- Work to do
Read the material below. Count the lines containing "right" and give that count alone.

◇ ◇ ◇ ◇

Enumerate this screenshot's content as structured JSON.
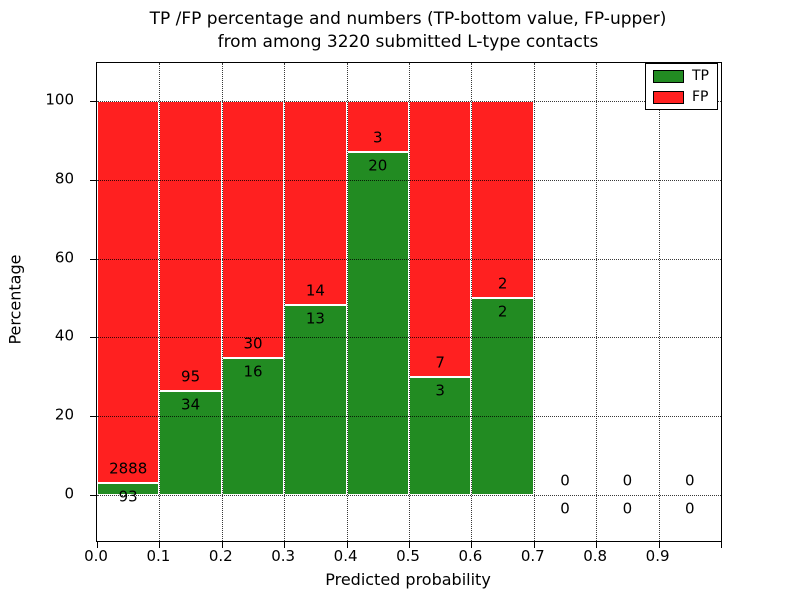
{
  "figure": {
    "title_line1": "TP /FP percentage and numbers (TP-bottom value, FP-upper)",
    "title_line2": "from among 3220 submitted L-type contacts"
  },
  "chart_data": {
    "type": "bar",
    "stacked": true,
    "title": "TP /FP percentage and numbers (TP-bottom value, FP-upper) from among 3220 submitted L-type contacts",
    "xlabel": "Predicted probability",
    "ylabel": "Percentage",
    "total_submitted": 3220,
    "x_bins": [
      "0.0-0.1",
      "0.1-0.2",
      "0.2-0.3",
      "0.3-0.4",
      "0.4-0.5",
      "0.5-0.6",
      "0.6-0.7",
      "0.7-0.8",
      "0.8-0.9",
      "0.9-1.0"
    ],
    "series": [
      {
        "name": "TP",
        "color": "#228b22",
        "counts": [
          93,
          34,
          16,
          13,
          20,
          3,
          2,
          0,
          0,
          0
        ],
        "percent": [
          3.12,
          26.36,
          34.78,
          48.15,
          86.96,
          30.0,
          50.0,
          0,
          0,
          0
        ]
      },
      {
        "name": "FP",
        "color": "#ff2020",
        "counts": [
          2888,
          95,
          30,
          14,
          3,
          7,
          2,
          0,
          0,
          0
        ],
        "percent": [
          96.88,
          73.64,
          65.22,
          51.85,
          13.04,
          70.0,
          50.0,
          0,
          0,
          0
        ]
      }
    ],
    "yticks": [
      0,
      20,
      40,
      60,
      80,
      100
    ],
    "xticks": [
      0.0,
      0.1,
      0.2,
      0.3,
      0.4,
      0.5,
      0.6,
      0.7,
      0.8,
      0.9
    ],
    "xtick_labels": [
      "0.0",
      "0.1",
      "0.2",
      "0.3",
      "0.4",
      "0.5",
      "0.6",
      "0.7",
      "0.8",
      "0.9"
    ],
    "xlim": [
      0.0,
      1.0
    ],
    "ylim": [
      -12,
      110
    ],
    "grid": "dotted",
    "legend_position": "upper right"
  },
  "legend": {
    "items": [
      {
        "label": "TP",
        "color": "#228b22"
      },
      {
        "label": "FP",
        "color": "#ff2020"
      }
    ]
  }
}
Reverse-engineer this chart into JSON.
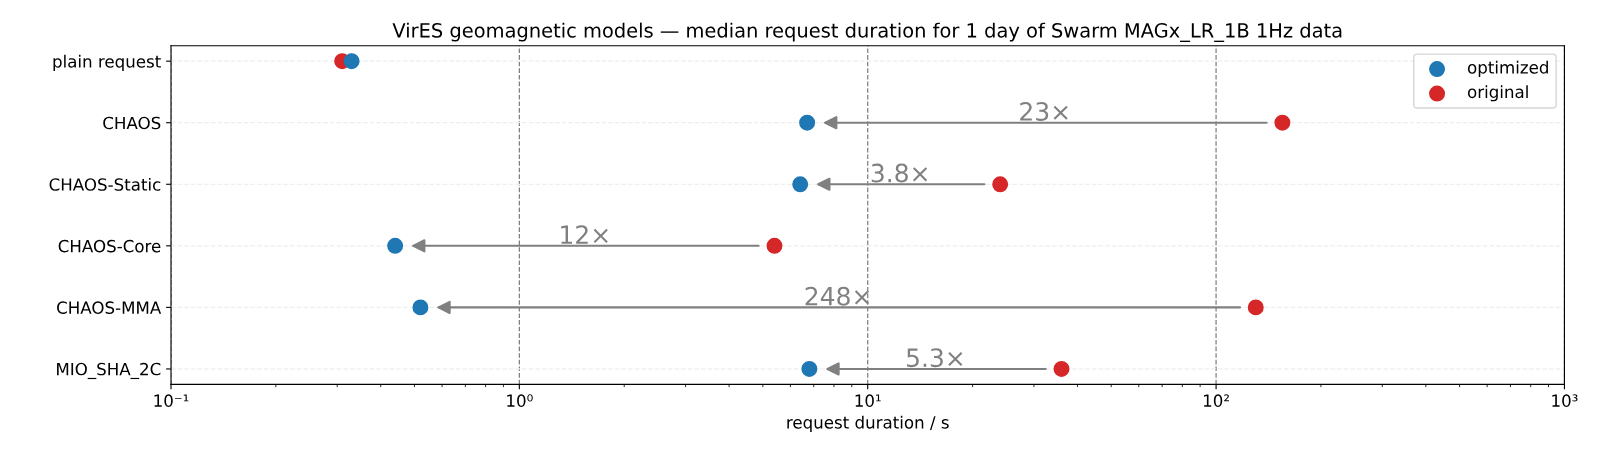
{
  "chart_data": {
    "type": "scatter",
    "orientation": "horizontal",
    "title": "VirES geomagnetic models — median request duration for 1 day of Swarm MAGx_LR_1B 1Hz data",
    "xlabel": "request duration / s",
    "categories": [
      "plain request",
      "CHAOS",
      "CHAOS-Static",
      "CHAOS-Core",
      "CHAOS-MMA",
      "MIO_SHA_2C"
    ],
    "series": [
      {
        "name": "optimized",
        "color": "#1f77b4",
        "values": [
          0.33,
          6.7,
          6.4,
          0.44,
          0.52,
          6.8
        ]
      },
      {
        "name": "original",
        "color": "#d62728",
        "values": [
          0.31,
          155,
          24,
          5.4,
          130,
          36
        ]
      }
    ],
    "log": "x",
    "xlim": [
      0.1,
      1000
    ],
    "xticks": [
      {
        "value": 0.1,
        "label": "10⁻¹"
      },
      {
        "value": 1,
        "label": "10⁰"
      },
      {
        "value": 10,
        "label": "10¹"
      },
      {
        "value": 100,
        "label": "10²"
      },
      {
        "value": 1000,
        "label": "10³"
      }
    ],
    "grid": true,
    "legend": "top right",
    "marker": "circle",
    "annotations": [
      "23×",
      "3.8×",
      "12×",
      "248×",
      "5.3×"
    ]
  }
}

◇ ◇ ◇ ◇

- The completed task
2